[Stored records]
::::::::

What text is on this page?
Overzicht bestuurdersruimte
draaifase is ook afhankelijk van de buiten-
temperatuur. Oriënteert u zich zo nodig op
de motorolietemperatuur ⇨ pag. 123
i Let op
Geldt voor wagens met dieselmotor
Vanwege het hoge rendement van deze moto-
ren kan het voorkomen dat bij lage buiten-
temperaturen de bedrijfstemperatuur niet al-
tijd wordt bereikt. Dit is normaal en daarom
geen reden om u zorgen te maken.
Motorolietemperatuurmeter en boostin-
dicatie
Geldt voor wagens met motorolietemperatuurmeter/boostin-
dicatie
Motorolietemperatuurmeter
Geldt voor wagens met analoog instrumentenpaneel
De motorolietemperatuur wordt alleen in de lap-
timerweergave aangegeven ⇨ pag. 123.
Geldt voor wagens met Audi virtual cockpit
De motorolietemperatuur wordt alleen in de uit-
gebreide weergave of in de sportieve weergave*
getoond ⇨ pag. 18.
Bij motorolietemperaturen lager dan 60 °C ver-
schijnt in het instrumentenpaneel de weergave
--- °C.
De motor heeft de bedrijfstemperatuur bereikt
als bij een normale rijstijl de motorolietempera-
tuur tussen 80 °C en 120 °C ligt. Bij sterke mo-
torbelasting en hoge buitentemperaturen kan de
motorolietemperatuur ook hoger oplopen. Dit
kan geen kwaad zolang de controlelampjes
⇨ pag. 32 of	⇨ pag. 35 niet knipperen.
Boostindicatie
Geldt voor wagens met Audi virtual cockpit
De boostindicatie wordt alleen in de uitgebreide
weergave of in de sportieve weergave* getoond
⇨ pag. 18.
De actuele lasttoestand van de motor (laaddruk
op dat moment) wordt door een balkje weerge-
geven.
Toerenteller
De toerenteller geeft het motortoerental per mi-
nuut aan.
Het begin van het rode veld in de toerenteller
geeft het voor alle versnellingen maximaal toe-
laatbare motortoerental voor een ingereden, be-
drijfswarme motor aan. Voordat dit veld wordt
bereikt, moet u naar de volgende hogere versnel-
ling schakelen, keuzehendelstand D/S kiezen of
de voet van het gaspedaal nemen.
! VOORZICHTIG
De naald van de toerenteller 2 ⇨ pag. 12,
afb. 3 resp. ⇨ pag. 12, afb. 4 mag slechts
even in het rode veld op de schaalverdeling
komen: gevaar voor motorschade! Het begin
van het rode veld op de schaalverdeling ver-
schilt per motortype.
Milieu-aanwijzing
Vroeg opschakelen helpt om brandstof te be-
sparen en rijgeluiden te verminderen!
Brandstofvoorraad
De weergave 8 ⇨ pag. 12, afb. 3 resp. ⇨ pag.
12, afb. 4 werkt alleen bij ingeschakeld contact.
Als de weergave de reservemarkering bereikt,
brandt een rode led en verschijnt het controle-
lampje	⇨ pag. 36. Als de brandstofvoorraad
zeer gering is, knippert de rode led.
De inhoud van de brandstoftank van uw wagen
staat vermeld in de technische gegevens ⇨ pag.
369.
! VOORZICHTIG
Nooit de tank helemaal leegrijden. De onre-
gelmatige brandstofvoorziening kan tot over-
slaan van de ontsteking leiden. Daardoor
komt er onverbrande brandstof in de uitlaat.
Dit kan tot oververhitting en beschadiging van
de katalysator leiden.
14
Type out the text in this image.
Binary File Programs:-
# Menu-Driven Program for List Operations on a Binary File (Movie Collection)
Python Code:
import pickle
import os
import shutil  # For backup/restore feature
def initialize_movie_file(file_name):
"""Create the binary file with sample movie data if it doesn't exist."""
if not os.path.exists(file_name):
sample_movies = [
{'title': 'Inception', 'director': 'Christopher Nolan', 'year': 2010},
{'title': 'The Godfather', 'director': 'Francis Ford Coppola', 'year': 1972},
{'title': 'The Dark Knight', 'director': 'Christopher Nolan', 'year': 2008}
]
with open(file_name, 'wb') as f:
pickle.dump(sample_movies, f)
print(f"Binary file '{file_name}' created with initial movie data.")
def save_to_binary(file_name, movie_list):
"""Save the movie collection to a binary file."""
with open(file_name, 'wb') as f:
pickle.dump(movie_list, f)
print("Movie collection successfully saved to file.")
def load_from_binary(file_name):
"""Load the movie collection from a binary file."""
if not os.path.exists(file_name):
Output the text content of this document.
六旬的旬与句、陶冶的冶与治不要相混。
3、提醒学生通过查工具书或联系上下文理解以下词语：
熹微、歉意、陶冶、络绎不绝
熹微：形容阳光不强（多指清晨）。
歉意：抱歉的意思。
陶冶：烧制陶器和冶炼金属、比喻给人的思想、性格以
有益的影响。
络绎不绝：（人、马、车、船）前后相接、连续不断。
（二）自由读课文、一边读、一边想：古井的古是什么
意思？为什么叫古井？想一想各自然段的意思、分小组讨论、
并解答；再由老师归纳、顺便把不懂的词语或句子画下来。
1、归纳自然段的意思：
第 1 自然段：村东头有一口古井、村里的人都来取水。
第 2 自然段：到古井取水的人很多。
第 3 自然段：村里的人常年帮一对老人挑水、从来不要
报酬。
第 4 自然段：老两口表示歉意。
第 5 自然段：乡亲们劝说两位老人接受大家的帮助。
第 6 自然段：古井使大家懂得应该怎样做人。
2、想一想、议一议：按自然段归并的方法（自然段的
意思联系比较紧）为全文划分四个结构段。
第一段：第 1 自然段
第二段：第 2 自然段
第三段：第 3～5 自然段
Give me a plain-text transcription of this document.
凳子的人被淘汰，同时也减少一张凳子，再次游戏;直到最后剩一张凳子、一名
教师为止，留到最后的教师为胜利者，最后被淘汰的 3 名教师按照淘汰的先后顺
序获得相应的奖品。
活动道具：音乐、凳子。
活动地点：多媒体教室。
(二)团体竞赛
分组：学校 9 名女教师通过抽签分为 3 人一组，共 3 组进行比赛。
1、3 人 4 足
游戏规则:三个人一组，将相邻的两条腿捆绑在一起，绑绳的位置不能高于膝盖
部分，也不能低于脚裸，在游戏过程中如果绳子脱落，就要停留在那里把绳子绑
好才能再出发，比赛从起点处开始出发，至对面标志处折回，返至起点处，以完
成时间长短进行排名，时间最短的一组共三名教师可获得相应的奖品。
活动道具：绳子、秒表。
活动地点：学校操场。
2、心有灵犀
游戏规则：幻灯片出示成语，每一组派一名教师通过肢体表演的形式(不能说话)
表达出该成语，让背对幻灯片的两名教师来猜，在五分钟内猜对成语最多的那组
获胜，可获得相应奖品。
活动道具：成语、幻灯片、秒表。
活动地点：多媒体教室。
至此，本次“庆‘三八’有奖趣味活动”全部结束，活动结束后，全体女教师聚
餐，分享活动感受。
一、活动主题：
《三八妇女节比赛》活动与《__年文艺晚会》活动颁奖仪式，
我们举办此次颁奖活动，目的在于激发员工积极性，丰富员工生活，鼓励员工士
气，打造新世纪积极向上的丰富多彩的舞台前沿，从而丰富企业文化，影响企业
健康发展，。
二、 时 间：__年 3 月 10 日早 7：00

::::::::

[What to work on] Using the listing above, show each line holding the string "bereikt".

[Written solution]
tijd wordt bereikt. Dit is normaal en daarom
De motor heeft de bedrijfstemperatuur bereikt
bereikt, moet u naar de volgende hogere versnel-
Als de weergave de reservemarkering bereikt,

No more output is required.